### Work required
Report how many lines contain the word "header"; answer with the number only.
--- Data supplied ---
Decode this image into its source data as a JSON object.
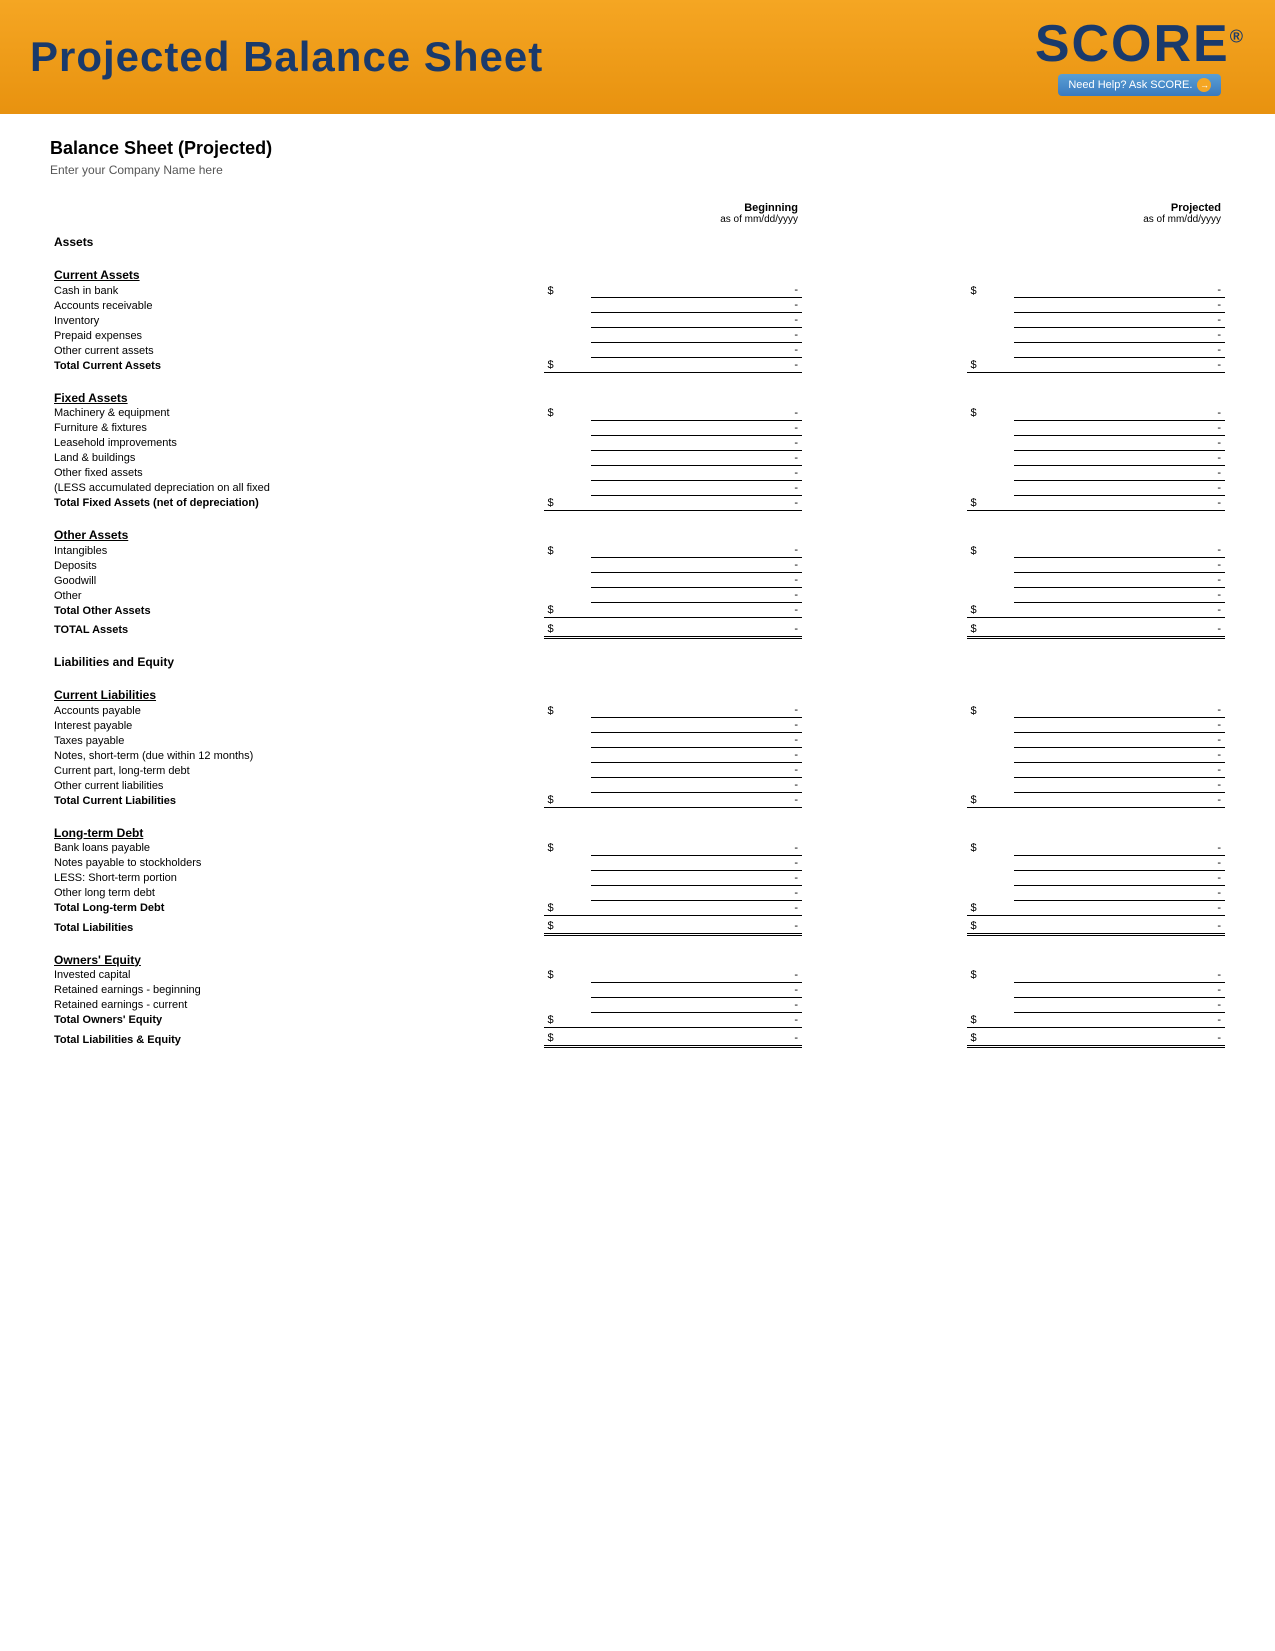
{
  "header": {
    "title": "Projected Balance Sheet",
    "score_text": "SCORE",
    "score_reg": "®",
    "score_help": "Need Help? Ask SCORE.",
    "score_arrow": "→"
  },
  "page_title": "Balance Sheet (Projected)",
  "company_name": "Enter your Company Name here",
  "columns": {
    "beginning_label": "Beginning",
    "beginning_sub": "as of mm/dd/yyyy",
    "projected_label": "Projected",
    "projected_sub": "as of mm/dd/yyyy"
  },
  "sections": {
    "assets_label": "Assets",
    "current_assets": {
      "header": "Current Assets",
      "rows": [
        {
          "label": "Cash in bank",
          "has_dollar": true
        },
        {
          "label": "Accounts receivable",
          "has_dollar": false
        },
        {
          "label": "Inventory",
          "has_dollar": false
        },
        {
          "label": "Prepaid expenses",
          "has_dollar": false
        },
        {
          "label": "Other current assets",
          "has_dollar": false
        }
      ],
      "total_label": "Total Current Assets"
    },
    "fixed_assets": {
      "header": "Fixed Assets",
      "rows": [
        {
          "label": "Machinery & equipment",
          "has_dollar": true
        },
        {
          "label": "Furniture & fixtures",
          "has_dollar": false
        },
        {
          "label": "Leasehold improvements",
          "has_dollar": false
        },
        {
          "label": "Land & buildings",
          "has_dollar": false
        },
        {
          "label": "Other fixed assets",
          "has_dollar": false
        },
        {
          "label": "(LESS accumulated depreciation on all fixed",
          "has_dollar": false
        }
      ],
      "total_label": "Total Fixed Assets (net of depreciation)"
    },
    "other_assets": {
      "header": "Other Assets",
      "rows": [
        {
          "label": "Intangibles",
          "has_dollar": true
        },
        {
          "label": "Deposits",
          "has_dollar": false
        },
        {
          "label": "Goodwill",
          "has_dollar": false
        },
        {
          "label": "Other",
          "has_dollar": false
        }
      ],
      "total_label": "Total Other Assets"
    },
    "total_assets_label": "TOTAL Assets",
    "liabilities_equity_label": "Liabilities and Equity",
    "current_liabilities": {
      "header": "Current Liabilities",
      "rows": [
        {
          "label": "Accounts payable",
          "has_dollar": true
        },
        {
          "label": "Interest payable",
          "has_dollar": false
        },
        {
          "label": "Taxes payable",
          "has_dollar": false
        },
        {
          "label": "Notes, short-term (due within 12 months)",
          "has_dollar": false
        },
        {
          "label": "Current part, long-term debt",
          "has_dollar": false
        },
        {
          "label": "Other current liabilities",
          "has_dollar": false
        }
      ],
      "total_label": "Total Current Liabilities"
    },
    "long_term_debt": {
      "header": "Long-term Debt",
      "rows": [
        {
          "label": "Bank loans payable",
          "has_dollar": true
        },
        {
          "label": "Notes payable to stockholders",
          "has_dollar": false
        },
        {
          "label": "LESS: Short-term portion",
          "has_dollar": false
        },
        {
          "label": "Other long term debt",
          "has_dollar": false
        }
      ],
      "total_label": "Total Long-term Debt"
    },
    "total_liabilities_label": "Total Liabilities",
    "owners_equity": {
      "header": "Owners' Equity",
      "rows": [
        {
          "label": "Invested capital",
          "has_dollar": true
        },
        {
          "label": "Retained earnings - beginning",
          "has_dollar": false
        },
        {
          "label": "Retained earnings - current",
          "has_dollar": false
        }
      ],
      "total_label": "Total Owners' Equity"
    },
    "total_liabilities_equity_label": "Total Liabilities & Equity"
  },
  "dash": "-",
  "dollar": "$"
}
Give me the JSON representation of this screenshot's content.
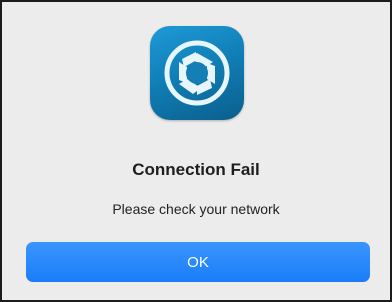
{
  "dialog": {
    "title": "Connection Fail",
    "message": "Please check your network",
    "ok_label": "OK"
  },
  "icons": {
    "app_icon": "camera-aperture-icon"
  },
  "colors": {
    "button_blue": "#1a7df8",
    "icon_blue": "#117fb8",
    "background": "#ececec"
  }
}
---
--- Data supplied ---
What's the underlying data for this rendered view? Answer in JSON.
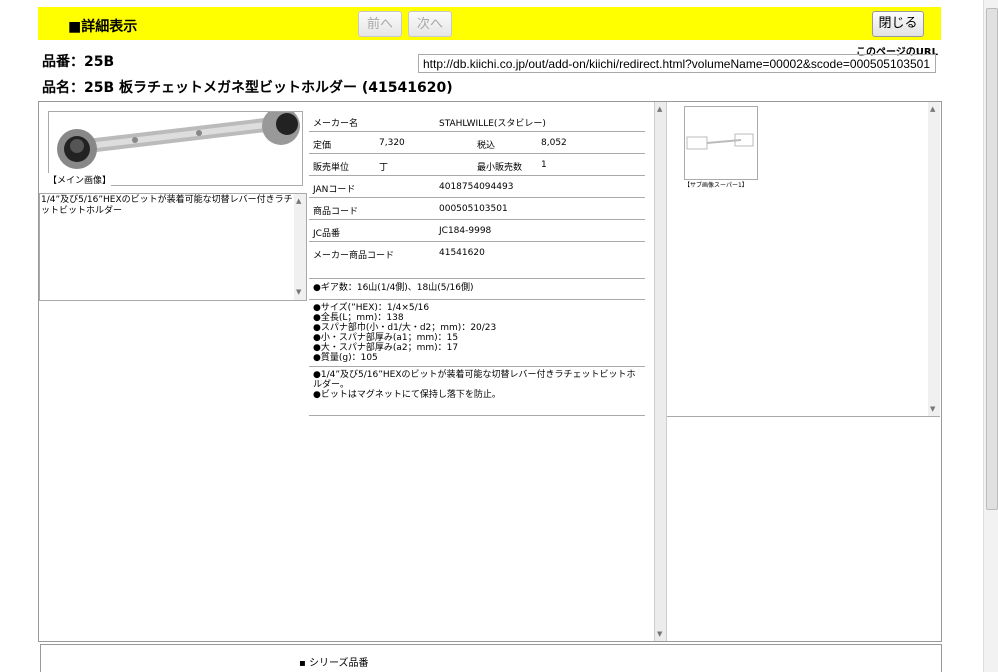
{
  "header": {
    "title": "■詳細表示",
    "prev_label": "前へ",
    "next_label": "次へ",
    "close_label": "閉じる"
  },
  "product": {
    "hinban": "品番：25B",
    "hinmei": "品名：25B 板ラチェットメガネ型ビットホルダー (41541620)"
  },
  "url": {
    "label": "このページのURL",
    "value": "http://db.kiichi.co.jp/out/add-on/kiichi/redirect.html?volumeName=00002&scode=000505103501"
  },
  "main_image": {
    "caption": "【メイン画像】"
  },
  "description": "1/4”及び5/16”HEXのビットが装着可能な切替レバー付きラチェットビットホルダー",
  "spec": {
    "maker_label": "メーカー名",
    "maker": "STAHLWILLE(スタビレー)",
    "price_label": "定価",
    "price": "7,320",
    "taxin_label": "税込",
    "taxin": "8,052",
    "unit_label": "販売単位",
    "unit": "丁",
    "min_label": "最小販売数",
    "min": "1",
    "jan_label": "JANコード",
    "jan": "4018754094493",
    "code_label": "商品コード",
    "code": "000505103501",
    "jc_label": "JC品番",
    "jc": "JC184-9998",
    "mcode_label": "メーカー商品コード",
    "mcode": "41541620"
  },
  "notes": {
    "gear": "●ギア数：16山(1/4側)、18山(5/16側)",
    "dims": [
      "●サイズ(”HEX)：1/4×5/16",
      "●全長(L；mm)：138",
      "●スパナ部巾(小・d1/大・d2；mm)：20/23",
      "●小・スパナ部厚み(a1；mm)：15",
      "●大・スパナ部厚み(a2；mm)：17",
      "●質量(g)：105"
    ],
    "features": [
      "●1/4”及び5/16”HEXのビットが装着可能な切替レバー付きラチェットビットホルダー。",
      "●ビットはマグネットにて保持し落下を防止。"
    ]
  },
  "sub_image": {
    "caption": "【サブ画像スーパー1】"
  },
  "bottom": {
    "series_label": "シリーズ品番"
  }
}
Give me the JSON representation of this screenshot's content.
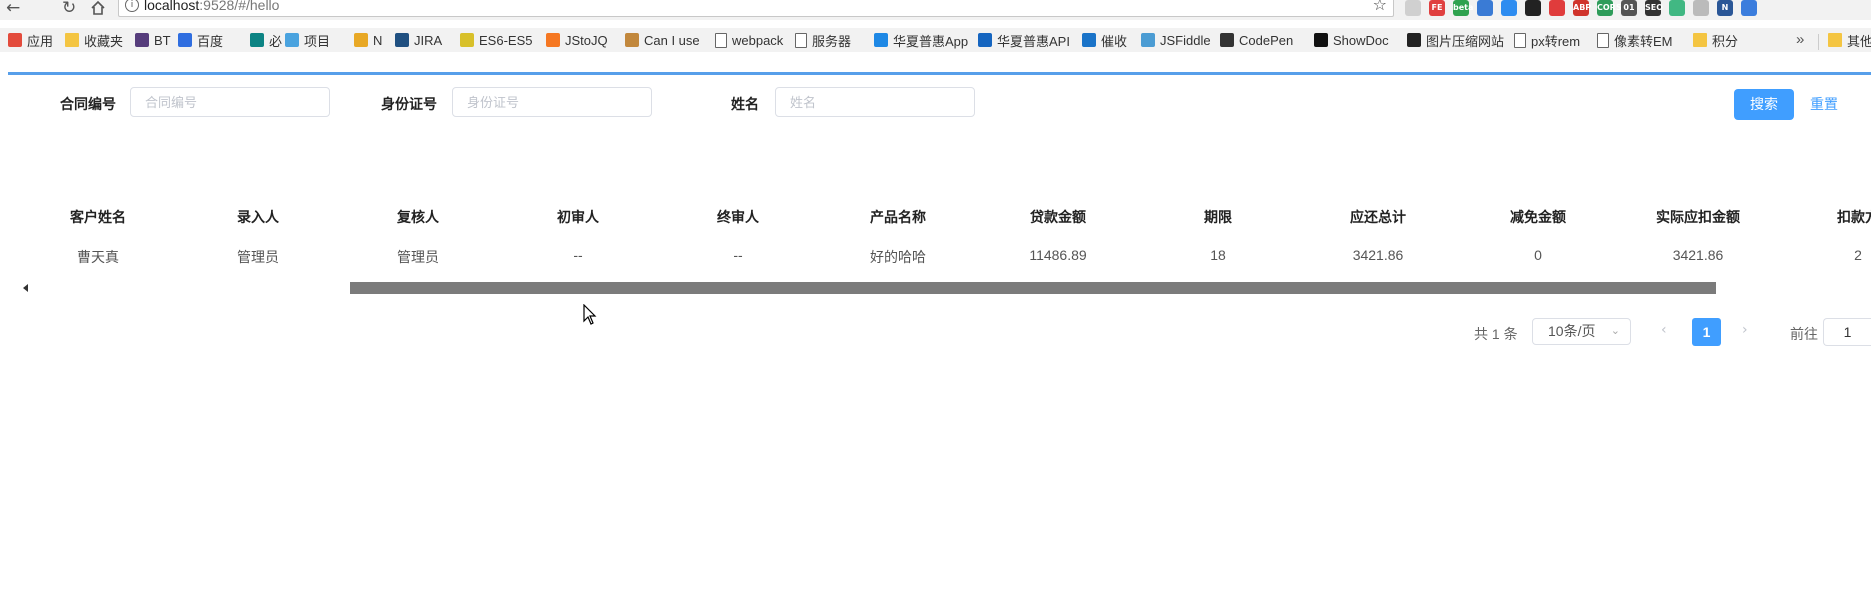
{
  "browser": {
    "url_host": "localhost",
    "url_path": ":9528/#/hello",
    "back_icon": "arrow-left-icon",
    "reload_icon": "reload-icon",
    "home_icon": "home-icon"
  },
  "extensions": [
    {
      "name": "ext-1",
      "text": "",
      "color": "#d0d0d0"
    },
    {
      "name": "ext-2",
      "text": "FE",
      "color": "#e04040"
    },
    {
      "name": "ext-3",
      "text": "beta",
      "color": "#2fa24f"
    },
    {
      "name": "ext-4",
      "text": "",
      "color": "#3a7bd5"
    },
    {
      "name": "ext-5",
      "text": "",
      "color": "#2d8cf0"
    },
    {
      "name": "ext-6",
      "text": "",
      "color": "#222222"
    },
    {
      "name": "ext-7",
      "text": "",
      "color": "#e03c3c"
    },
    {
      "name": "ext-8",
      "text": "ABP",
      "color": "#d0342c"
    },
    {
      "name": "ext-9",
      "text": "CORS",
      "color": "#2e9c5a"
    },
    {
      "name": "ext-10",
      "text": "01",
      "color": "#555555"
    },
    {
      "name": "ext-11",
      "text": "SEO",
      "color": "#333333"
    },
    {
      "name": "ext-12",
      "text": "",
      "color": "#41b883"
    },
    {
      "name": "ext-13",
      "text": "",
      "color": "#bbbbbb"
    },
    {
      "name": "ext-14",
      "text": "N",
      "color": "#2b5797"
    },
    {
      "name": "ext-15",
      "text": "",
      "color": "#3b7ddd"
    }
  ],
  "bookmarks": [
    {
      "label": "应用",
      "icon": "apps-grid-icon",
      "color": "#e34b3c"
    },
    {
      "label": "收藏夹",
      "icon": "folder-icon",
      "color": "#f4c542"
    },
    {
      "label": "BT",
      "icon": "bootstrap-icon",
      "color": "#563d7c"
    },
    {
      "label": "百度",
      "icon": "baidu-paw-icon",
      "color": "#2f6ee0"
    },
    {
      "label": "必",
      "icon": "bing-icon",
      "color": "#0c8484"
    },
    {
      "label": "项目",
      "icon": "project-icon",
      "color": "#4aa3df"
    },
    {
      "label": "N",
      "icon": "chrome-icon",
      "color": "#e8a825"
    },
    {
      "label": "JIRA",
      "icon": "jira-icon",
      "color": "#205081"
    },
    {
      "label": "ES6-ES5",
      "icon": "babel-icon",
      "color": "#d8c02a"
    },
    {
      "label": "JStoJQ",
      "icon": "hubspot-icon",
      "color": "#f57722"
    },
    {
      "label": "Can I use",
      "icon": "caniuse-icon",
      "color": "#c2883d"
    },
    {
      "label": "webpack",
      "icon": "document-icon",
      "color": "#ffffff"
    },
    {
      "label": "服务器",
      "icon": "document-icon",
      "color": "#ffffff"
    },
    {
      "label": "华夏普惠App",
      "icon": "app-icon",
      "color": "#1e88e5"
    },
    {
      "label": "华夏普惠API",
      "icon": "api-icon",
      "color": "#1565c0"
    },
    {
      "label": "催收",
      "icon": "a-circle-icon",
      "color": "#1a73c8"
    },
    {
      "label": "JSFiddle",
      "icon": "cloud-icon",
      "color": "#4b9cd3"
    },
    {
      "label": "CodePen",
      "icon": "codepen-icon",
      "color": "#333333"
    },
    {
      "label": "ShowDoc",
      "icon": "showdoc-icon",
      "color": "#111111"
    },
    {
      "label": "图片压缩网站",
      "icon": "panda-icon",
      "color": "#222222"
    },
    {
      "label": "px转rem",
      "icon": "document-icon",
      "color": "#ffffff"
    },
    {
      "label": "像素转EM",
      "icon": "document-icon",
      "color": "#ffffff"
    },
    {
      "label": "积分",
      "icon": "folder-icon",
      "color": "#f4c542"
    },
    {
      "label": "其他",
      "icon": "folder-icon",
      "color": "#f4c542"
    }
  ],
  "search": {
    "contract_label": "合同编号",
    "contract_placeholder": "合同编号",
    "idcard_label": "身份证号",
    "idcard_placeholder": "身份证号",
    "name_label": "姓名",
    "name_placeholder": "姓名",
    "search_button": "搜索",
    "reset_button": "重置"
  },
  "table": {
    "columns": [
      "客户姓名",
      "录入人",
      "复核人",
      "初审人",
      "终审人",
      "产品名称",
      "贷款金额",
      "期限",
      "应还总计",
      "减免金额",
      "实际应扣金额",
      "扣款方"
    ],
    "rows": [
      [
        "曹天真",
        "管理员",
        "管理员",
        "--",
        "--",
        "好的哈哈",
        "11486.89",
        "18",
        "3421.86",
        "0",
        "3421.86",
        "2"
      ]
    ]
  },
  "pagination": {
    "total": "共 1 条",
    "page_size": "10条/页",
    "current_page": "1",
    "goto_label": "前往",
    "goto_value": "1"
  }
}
---
### Written answer
8